Nothing more is wanted than an exact repeat of the data below.

*** Opening of DATA FOR PROCESSING ***

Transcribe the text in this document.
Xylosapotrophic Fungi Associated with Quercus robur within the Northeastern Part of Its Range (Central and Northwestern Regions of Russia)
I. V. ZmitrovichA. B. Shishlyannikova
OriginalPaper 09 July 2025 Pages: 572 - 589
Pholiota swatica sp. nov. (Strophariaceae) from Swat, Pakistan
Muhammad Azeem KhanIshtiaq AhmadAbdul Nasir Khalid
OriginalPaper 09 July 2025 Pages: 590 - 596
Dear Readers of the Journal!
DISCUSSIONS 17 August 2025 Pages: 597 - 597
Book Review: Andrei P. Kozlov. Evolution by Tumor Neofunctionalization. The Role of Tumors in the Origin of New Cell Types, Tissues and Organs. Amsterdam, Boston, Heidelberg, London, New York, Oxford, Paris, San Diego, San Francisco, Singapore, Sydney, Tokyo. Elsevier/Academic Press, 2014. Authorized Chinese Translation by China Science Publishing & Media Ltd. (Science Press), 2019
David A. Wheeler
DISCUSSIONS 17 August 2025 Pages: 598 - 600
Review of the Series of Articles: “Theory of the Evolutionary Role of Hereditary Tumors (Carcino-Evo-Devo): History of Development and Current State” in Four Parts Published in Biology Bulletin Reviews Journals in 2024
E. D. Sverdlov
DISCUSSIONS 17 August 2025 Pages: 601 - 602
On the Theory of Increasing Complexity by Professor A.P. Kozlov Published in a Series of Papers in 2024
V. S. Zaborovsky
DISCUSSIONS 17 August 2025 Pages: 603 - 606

*** Close of DATA FOR PROCESSING ***

[TASK OUTPUT]
Transcribe the text in this document.
Xylosapotrophic Fungi Associated with Quercus robur within the Northeastern Part of Its Range (Central and Northwestern Regions of Russia)
I. V. ZmitrovichA. B. Shishlyannikova
OriginalPaper 09 July 2025 Pages: 572 - 589
Pholiota swatica sp. nov. (Strophariaceae) from Swat, Pakistan
Muhammad Azeem KhanIshtiaq AhmadAbdul Nasir Khalid
OriginalPaper 09 July 2025 Pages: 590 - 596
Dear Readers of the Journal!
DISCUSSIONS 17 August 2025 Pages: 597 - 597
Book Review: Andrei P. Kozlov. Evolution by Tumor Neofunctionalization. The Role of Tumors in the Origin of New Cell Types, Tissues and Organs. Amsterdam, Boston, Heidelberg, London, New York, Oxford, Paris, San Diego, San Francisco, Singapore, Sydney, Tokyo. Elsevier/Academic Press, 2014. Authorized Chinese Translation by China Science Publishing & Media Ltd. (Science Press), 2019
David A. Wheeler
DISCUSSIONS 17 August 2025 Pages: 598 - 600
Review of the Series of Articles: “Theory of the Evolutionary Role of Hereditary Tumors (Carcino-Evo-Devo): History of Development and Current State” in Four Parts Published in Biology Bulletin Reviews Journals in 2024
E. D. Sverdlov
DISCUSSIONS 17 August 2025 Pages: 601 - 602
On the Theory of Increasing Complexity by Professor A.P. Kozlov Published in a Series of Papers in 2024
V. S. Zaborovsky
DISCUSSIONS 17 August 2025 Pages: 603 - 606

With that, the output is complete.